- _Stated problem_:
Count every line in the data below where "services" occurs, then state that number and nothing more.

------

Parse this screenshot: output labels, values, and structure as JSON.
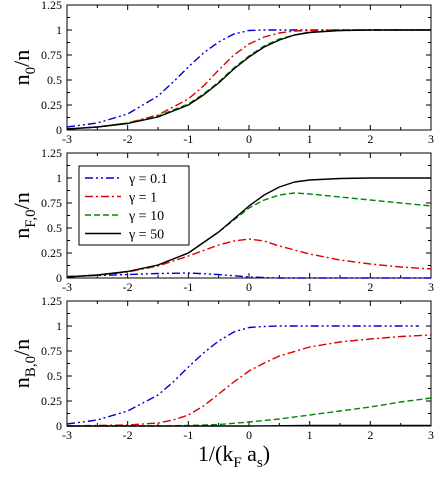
{
  "chart_data": [
    {
      "type": "line",
      "panel": "top",
      "ylabel": {
        "main": "n",
        "sub": "0",
        "tail": "/n"
      },
      "xlim": [
        -3,
        3
      ],
      "ylim": [
        0,
        1.25
      ],
      "xticks": [
        "-3",
        "-2",
        "-1",
        "0",
        "1",
        "2",
        "3"
      ],
      "yticks": [
        "0",
        "0.25",
        "0.5",
        "0.75",
        "1",
        "1.25"
      ],
      "grid": false,
      "series": [
        {
          "style": "dashdotdot",
          "color": "#0000cc",
          "x": [
            -3.0,
            -2.5,
            -2.0,
            -1.5,
            -1.25,
            -1.0,
            -0.75,
            -0.5,
            -0.25,
            0.0,
            0.25,
            0.5,
            1.0,
            1.5,
            2.0,
            2.5,
            3.0
          ],
          "y": [
            0.03,
            0.07,
            0.16,
            0.34,
            0.48,
            0.63,
            0.77,
            0.88,
            0.96,
            0.995,
            1.0,
            1.0,
            1.0,
            1.0,
            1.0,
            1.0,
            1.0
          ]
        },
        {
          "style": "dashdot",
          "color": "#dd0000",
          "x": [
            -3.0,
            -2.5,
            -2.0,
            -1.5,
            -1.0,
            -0.75,
            -0.5,
            -0.25,
            0.0,
            0.25,
            0.5,
            0.75,
            1.0,
            1.5,
            2.0,
            2.5,
            3.0
          ],
          "y": [
            0.01,
            0.03,
            0.07,
            0.15,
            0.31,
            0.44,
            0.6,
            0.75,
            0.86,
            0.93,
            0.97,
            0.99,
            0.995,
            1.0,
            1.0,
            1.0,
            1.0
          ]
        },
        {
          "style": "dashed",
          "color": "#008800",
          "x": [
            -3.0,
            -2.5,
            -2.0,
            -1.5,
            -1.0,
            -0.75,
            -0.5,
            -0.25,
            0.0,
            0.25,
            0.5,
            0.75,
            1.0,
            1.5,
            2.0,
            2.5,
            3.0
          ],
          "y": [
            0.01,
            0.03,
            0.07,
            0.14,
            0.26,
            0.36,
            0.48,
            0.62,
            0.74,
            0.84,
            0.91,
            0.95,
            0.98,
            0.995,
            1.0,
            1.0,
            1.0
          ]
        },
        {
          "style": "solid",
          "color": "#000000",
          "x": [
            -3.0,
            -2.5,
            -2.0,
            -1.5,
            -1.0,
            -0.75,
            -0.5,
            -0.25,
            0.0,
            0.25,
            0.5,
            0.75,
            1.0,
            1.5,
            2.0,
            2.5,
            3.0
          ],
          "y": [
            0.01,
            0.03,
            0.065,
            0.13,
            0.25,
            0.35,
            0.47,
            0.61,
            0.73,
            0.83,
            0.9,
            0.95,
            0.975,
            0.995,
            1.0,
            1.0,
            1.0
          ]
        }
      ]
    },
    {
      "type": "line",
      "panel": "middle",
      "ylabel": {
        "main": "n",
        "sub": "F,0",
        "tail": "/n"
      },
      "xlim": [
        -3,
        3
      ],
      "ylim": [
        0,
        1.25
      ],
      "xticks": [
        "-3",
        "-2",
        "-1",
        "0",
        "1",
        "2",
        "3"
      ],
      "yticks": [
        "0",
        "0.25",
        "0.5",
        "0.75",
        "1",
        "1.25"
      ],
      "grid": false,
      "legend": {
        "position": "upper-left",
        "entries": [
          "γ = 0.1",
          "γ = 1",
          "γ = 10",
          "γ = 50"
        ]
      },
      "series": [
        {
          "name": "γ = 0.1",
          "style": "dashdotdot",
          "color": "#0000cc",
          "x": [
            -3.0,
            -2.0,
            -1.5,
            -1.0,
            -0.5,
            0.0,
            0.5,
            1.0,
            2.0,
            3.0
          ],
          "y": [
            0.015,
            0.035,
            0.045,
            0.05,
            0.035,
            0.01,
            0.0,
            0.0,
            0.0,
            0.0
          ]
        },
        {
          "name": "γ = 1",
          "style": "dashdot",
          "color": "#dd0000",
          "x": [
            -3.0,
            -2.5,
            -2.0,
            -1.5,
            -1.0,
            -0.5,
            -0.25,
            0.0,
            0.25,
            0.5,
            1.0,
            1.5,
            2.0,
            2.5,
            3.0
          ],
          "y": [
            0.01,
            0.03,
            0.06,
            0.12,
            0.22,
            0.33,
            0.37,
            0.39,
            0.37,
            0.32,
            0.24,
            0.18,
            0.14,
            0.11,
            0.09
          ]
        },
        {
          "name": "γ = 10",
          "style": "dashed",
          "color": "#008800",
          "x": [
            -3.0,
            -2.5,
            -2.0,
            -1.5,
            -1.0,
            -0.5,
            0.0,
            0.25,
            0.5,
            0.75,
            1.0,
            1.5,
            2.0,
            2.5,
            3.0
          ],
          "y": [
            0.01,
            0.03,
            0.065,
            0.13,
            0.25,
            0.46,
            0.7,
            0.78,
            0.83,
            0.85,
            0.84,
            0.81,
            0.78,
            0.75,
            0.72
          ]
        },
        {
          "name": "γ = 50",
          "style": "solid",
          "color": "#000000",
          "x": [
            -3.0,
            -2.5,
            -2.0,
            -1.5,
            -1.0,
            -0.5,
            0.0,
            0.25,
            0.5,
            0.75,
            1.0,
            1.5,
            2.0,
            2.5,
            3.0
          ],
          "y": [
            0.01,
            0.03,
            0.065,
            0.13,
            0.25,
            0.46,
            0.72,
            0.83,
            0.91,
            0.96,
            0.98,
            0.995,
            1.0,
            1.0,
            1.0
          ]
        }
      ]
    },
    {
      "type": "line",
      "panel": "bottom",
      "ylabel": {
        "main": "n",
        "sub": "B,0",
        "tail": "/n"
      },
      "xlabel": {
        "main": "1/(k",
        "sub1": "F",
        "mid": " a",
        "sub2": "s",
        "tail": ")"
      },
      "xlim": [
        -3,
        3
      ],
      "ylim": [
        0,
        1.25
      ],
      "xticks": [
        "-3",
        "-2",
        "-1",
        "0",
        "1",
        "2",
        "3"
      ],
      "yticks": [
        "0",
        "0.25",
        "0.5",
        "0.75",
        "1",
        "1.25"
      ],
      "grid": false,
      "series": [
        {
          "style": "dashdotdot",
          "color": "#0000cc",
          "x": [
            -3.0,
            -2.5,
            -2.0,
            -1.5,
            -1.25,
            -1.0,
            -0.75,
            -0.5,
            -0.25,
            0.0,
            0.25,
            0.5,
            1.0,
            1.5,
            2.0,
            2.5,
            2.8
          ],
          "y": [
            0.02,
            0.06,
            0.15,
            0.31,
            0.44,
            0.59,
            0.73,
            0.85,
            0.94,
            0.985,
            0.995,
            1.0,
            1.0,
            1.0,
            1.0,
            1.0,
            1.0
          ]
        },
        {
          "style": "dashdot",
          "color": "#dd0000",
          "x": [
            -3.0,
            -2.0,
            -1.5,
            -1.25,
            -1.0,
            -0.75,
            -0.5,
            -0.25,
            0.0,
            0.25,
            0.5,
            1.0,
            1.5,
            2.0,
            2.5,
            3.0
          ],
          "y": [
            0.0,
            0.01,
            0.03,
            0.06,
            0.11,
            0.2,
            0.32,
            0.44,
            0.55,
            0.63,
            0.7,
            0.79,
            0.84,
            0.87,
            0.895,
            0.91
          ]
        },
        {
          "style": "dashed",
          "color": "#008800",
          "x": [
            -3.0,
            -2.0,
            -1.5,
            -1.0,
            -0.5,
            0.0,
            0.5,
            1.0,
            1.5,
            2.0,
            2.5,
            3.0
          ],
          "y": [
            0.0,
            0.0,
            0.0,
            0.005,
            0.015,
            0.04,
            0.07,
            0.11,
            0.15,
            0.19,
            0.24,
            0.28
          ]
        },
        {
          "style": "solid",
          "color": "#000000",
          "x": [
            -3.0,
            0.0,
            1.0,
            2.0,
            3.0
          ],
          "y": [
            0.0,
            0.0,
            0.005,
            0.005,
            0.005
          ]
        }
      ]
    }
  ]
}
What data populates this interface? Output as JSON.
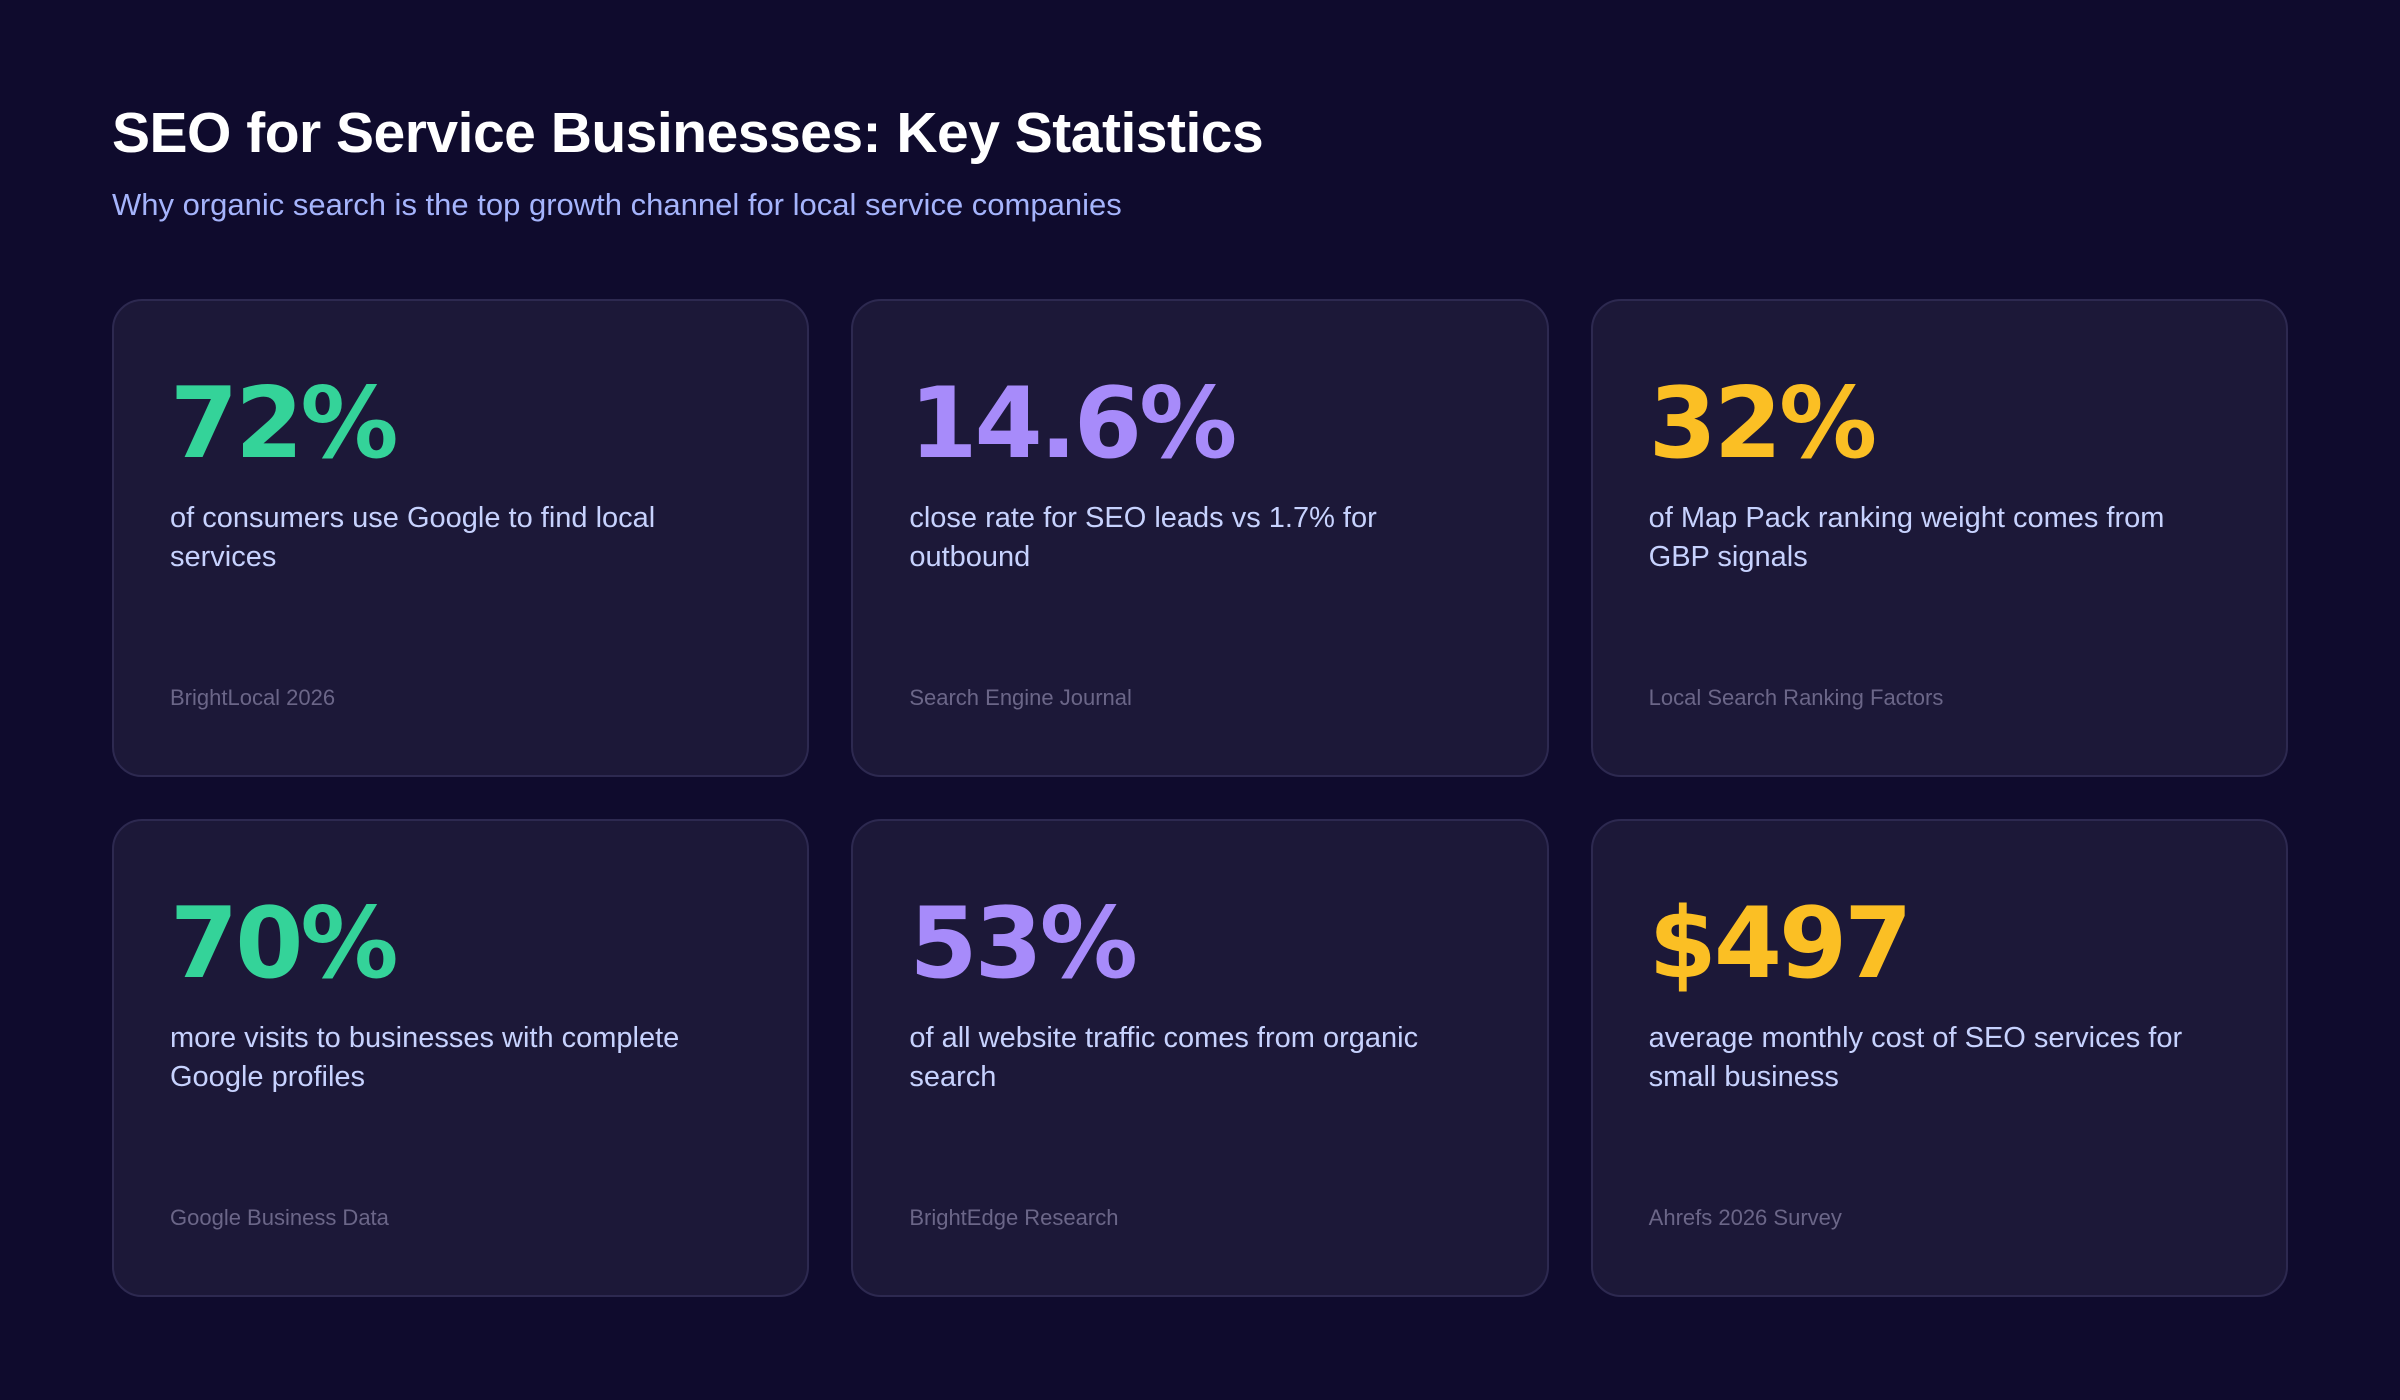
{
  "header": {
    "title": "SEO for Service Businesses: Key Statistics",
    "subtitle": "Why organic search is the top growth channel for local service companies"
  },
  "colors": {
    "green": "#34d399",
    "purple": "#a78bfa",
    "yellow": "#fbbf24",
    "background": "#0f0b2d",
    "card": "#1c1838"
  },
  "stats": [
    {
      "value": "72%",
      "description": "of consumers use Google to find local services",
      "source": "BrightLocal 2026",
      "color": "#34d399"
    },
    {
      "value": "14.6%",
      "description": "close rate for SEO leads vs 1.7% for outbound",
      "source": "Search Engine Journal",
      "color": "#a78bfa"
    },
    {
      "value": "32%",
      "description": "of Map Pack ranking weight comes from GBP signals",
      "source": "Local Search Ranking Factors",
      "color": "#fbbf24"
    },
    {
      "value": "70%",
      "description": "more visits to businesses with complete Google profiles",
      "source": "Google Business Data",
      "color": "#34d399"
    },
    {
      "value": "53%",
      "description": "of all website traffic comes from organic search",
      "source": "BrightEdge Research",
      "color": "#a78bfa"
    },
    {
      "value": "$497",
      "description": "average monthly cost of SEO services for small business",
      "source": "Ahrefs 2026 Survey",
      "color": "#fbbf24"
    }
  ]
}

------

- _Written response_:
2